Records excerpted from a collection:
⁂

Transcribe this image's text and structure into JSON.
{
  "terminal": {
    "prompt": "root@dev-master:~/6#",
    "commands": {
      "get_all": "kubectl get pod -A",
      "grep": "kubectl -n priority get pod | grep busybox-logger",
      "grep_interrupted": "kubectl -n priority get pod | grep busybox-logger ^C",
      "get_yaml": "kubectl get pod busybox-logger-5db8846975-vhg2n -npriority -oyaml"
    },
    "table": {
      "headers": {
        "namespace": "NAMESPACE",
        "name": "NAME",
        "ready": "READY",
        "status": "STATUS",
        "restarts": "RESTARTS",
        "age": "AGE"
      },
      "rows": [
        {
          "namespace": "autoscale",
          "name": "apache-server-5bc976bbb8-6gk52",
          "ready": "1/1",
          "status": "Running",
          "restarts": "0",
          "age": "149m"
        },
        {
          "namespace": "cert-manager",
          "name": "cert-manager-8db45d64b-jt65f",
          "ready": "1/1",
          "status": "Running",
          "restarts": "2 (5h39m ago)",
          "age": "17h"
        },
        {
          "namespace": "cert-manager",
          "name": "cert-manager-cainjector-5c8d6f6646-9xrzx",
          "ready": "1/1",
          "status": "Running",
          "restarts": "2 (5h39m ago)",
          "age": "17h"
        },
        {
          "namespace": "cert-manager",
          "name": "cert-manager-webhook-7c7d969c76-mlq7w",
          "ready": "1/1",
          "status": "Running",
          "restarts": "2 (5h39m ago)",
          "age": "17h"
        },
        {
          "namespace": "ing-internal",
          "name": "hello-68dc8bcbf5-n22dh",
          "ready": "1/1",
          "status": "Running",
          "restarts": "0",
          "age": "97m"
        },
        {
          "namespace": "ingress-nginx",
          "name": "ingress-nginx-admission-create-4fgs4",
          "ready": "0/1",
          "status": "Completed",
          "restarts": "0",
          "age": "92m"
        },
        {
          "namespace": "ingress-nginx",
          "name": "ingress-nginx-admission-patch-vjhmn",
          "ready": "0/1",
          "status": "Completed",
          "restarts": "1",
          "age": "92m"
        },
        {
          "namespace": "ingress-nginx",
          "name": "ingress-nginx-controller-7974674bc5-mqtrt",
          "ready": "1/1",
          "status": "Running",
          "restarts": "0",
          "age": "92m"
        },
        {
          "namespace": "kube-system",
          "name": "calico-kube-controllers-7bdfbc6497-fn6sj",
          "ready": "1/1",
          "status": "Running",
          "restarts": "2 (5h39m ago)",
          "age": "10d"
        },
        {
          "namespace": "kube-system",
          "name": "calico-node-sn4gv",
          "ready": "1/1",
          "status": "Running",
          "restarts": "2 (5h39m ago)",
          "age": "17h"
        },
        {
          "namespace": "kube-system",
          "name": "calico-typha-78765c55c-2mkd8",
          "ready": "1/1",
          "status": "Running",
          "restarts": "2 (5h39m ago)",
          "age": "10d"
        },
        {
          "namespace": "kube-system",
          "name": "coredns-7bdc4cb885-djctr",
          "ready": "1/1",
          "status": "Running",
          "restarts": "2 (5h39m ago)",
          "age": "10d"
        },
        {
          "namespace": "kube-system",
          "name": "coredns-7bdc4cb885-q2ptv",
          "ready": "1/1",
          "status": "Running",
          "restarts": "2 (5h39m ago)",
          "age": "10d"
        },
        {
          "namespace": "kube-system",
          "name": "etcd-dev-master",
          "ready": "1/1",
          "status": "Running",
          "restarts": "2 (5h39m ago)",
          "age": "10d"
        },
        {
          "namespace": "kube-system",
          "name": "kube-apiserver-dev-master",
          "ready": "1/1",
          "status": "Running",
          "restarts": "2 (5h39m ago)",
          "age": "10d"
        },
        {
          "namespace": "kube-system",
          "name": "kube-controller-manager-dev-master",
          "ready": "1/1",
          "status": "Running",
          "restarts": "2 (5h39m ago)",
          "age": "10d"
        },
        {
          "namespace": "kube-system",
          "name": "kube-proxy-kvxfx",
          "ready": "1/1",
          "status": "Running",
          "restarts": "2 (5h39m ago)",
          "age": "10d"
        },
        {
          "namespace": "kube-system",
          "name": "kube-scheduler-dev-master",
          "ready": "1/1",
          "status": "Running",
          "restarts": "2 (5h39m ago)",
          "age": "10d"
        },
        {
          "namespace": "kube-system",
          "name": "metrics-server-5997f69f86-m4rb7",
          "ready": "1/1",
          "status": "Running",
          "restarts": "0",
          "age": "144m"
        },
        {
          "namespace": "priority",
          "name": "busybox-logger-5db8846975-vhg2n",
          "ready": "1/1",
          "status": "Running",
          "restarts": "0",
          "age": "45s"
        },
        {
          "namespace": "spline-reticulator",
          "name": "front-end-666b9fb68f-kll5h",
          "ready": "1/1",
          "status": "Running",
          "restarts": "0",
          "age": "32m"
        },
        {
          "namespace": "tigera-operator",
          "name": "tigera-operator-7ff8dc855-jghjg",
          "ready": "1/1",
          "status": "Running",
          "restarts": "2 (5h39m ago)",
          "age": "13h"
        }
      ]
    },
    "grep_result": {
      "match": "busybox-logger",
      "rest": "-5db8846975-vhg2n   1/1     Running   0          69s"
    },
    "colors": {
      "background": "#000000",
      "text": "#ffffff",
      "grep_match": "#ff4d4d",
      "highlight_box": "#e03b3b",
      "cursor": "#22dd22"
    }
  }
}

⁂

- [EXERCISE DETAILS]:
Provide all the records again, word for word.

- [COMPLETED TASK]:
Transcribe this image's text and structure into JSON.
{
  "terminal": {
    "prompt": "root@dev-master:~/6#",
    "commands": {
      "get_all": "kubectl get pod -A",
      "grep": "kubectl -n priority get pod | grep busybox-logger",
      "grep_interrupted": "kubectl -n priority get pod | grep busybox-logger ^C",
      "get_yaml": "kubectl get pod busybox-logger-5db8846975-vhg2n -npriority -oyaml"
    },
    "table": {
      "headers": {
        "namespace": "NAMESPACE",
        "name": "NAME",
        "ready": "READY",
        "status": "STATUS",
        "restarts": "RESTARTS",
        "age": "AGE"
      },
      "rows": [
        {
          "namespace": "autoscale",
          "name": "apache-server-5bc976bbb8-6gk52",
          "ready": "1/1",
          "status": "Running",
          "restarts": "0",
          "age": "149m"
        },
        {
          "namespace": "cert-manager",
          "name": "cert-manager-8db45d64b-jt65f",
          "ready": "1/1",
          "status": "Running",
          "restarts": "2 (5h39m ago)",
          "age": "17h"
        },
        {
          "namespace": "cert-manager",
          "name": "cert-manager-cainjector-5c8d6f6646-9xrzx",
          "ready": "1/1",
          "status": "Running",
          "restarts": "2 (5h39m ago)",
          "age": "17h"
        },
        {
          "namespace": "cert-manager",
          "name": "cert-manager-webhook-7c7d969c76-mlq7w",
          "ready": "1/1",
          "status": "Running",
          "restarts": "2 (5h39m ago)",
          "age": "17h"
        },
        {
          "namespace": "ing-internal",
          "name": "hello-68dc8bcbf5-n22dh",
          "ready": "1/1",
          "status": "Running",
          "restarts": "0",
          "age": "97m"
        },
        {
          "namespace": "ingress-nginx",
          "name": "ingress-nginx-admission-create-4fgs4",
          "ready": "0/1",
          "status": "Completed",
          "restarts": "0",
          "age": "92m"
        },
        {
          "namespace": "ingress-nginx",
          "name": "ingress-nginx-admission-patch-vjhmn",
          "ready": "0/1",
          "status": "Completed",
          "restarts": "1",
          "age": "92m"
        },
        {
          "namespace": "ingress-nginx",
          "name": "ingress-nginx-controller-7974674bc5-mqtrt",
          "ready": "1/1",
          "status": "Running",
          "restarts": "0",
          "age": "92m"
        },
        {
          "namespace": "kube-system",
          "name": "calico-kube-controllers-7bdfbc6497-fn6sj",
          "ready": "1/1",
          "status": "Running",
          "restarts": "2 (5h39m ago)",
          "age": "10d"
        },
        {
          "namespace": "kube-system",
          "name": "calico-node-sn4gv",
          "ready": "1/1",
          "status": "Running",
          "restarts": "2 (5h39m ago)",
          "age": "17h"
        },
        {
          "namespace": "kube-system",
          "name": "calico-typha-78765c55c-2mkd8",
          "ready": "1/1",
          "status": "Running",
          "restarts": "2 (5h39m ago)",
          "age": "10d"
        },
        {
          "namespace": "kube-system",
          "name": "coredns-7bdc4cb885-djctr",
          "ready": "1/1",
          "status": "Running",
          "restarts": "2 (5h39m ago)",
          "age": "10d"
        },
        {
          "namespace": "kube-system",
          "name": "coredns-7bdc4cb885-q2ptv",
          "ready": "1/1",
          "status": "Running",
          "restarts": "2 (5h39m ago)",
          "age": "10d"
        },
        {
          "namespace": "kube-system",
          "name": "etcd-dev-master",
          "ready": "1/1",
          "status": "Running",
          "restarts": "2 (5h39m ago)",
          "age": "10d"
        },
        {
          "namespace": "kube-system",
          "name": "kube-apiserver-dev-master",
          "ready": "1/1",
          "status": "Running",
          "restarts": "2 (5h39m ago)",
          "age": "10d"
        },
        {
          "namespace": "kube-system",
          "name": "kube-controller-manager-dev-master",
          "ready": "1/1",
          "status": "Running",
          "restarts": "2 (5h39m ago)",
          "age": "10d"
        },
        {
          "namespace": "kube-system",
          "name": "kube-proxy-kvxfx",
          "ready": "1/1",
          "status": "Running",
          "restarts": "2 (5h39m ago)",
          "age": "10d"
        },
        {
          "namespace": "kube-system",
          "name": "kube-scheduler-dev-master",
          "ready": "1/1",
          "status": "Running",
          "restarts": "2 (5h39m ago)",
          "age": "10d"
        },
        {
          "namespace": "kube-system",
          "name": "metrics-server-5997f69f86-m4rb7",
          "ready": "1/1",
          "status": "Running",
          "restarts": "0",
          "age": "144m"
        },
        {
          "namespace": "priority",
          "name": "busybox-logger-5db8846975-vhg2n",
          "ready": "1/1",
          "status": "Running",
          "restarts": "0",
          "age": "45s"
        },
        {
          "namespace": "spline-reticulator",
          "name": "front-end-666b9fb68f-kll5h",
          "ready": "1/1",
          "status": "Running",
          "restarts": "0",
          "age": "32m"
        },
        {
          "namespace": "tigera-operator",
          "name": "tigera-operator-7ff8dc855-jghjg",
          "ready": "1/1",
          "status": "Running",
          "restarts": "2 (5h39m ago)",
          "age": "13h"
        }
      ]
    },
    "grep_result": {
      "match": "busybox-logger",
      "rest": "-5db8846975-vhg2n   1/1     Running   0          69s"
    },
    "colors": {
      "background": "#000000",
      "text": "#ffffff",
      "grep_match": "#ff4d4d",
      "highlight_box": "#e03b3b",
      "cursor": "#22dd22"
    }
  }
}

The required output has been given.